» **What the task requires**
Arrange the lines from the first one below through the one containing "y-tick-label: 2 [61, 319, 71, 337]" as a JSON list of strings, one string per line and no blank lines.

» **Records for this exercise**
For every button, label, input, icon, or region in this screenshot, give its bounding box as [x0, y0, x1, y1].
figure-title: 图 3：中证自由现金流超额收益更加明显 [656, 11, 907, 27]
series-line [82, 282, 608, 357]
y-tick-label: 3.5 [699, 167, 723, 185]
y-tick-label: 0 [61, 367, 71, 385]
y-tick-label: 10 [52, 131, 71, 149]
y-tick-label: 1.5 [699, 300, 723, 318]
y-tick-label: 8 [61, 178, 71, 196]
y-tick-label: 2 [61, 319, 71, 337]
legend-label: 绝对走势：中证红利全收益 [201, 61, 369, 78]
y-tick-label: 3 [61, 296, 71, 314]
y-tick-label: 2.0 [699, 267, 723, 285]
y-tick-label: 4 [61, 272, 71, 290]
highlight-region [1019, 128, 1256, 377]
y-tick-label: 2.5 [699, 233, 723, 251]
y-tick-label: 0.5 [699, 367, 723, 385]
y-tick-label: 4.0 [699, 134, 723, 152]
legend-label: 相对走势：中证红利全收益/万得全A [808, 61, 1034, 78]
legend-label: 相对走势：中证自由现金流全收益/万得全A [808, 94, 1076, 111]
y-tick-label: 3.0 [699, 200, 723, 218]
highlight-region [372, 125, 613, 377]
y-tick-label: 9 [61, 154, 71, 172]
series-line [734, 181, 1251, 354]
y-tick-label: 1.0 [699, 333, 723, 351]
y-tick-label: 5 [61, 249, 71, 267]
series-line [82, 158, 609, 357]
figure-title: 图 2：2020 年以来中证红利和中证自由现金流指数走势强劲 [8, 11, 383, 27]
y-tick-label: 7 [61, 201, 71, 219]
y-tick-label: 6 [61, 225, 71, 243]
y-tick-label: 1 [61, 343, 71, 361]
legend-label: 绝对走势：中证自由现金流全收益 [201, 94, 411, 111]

» **Written solution**
[
  "For every button, label, input, icon, or region in this screenshot, give its bounding box as [x0, y0, x1, y1].",
  "figure-title: 图 3：中证自由现金流超额收益更加明显 [656, 11, 907, 27]",
  "series-line [82, 282, 608, 357]",
  "y-tick-label: 3.5 [699, 167, 723, 185]",
  "y-tick-label: 0 [61, 367, 71, 385]",
  "y-tick-label: 10 [52, 131, 71, 149]",
  "y-tick-label: 1.5 [699, 300, 723, 318]",
  "y-tick-label: 8 [61, 178, 71, 196]",
  "y-tick-label: 2 [61, 319, 71, 337]"
]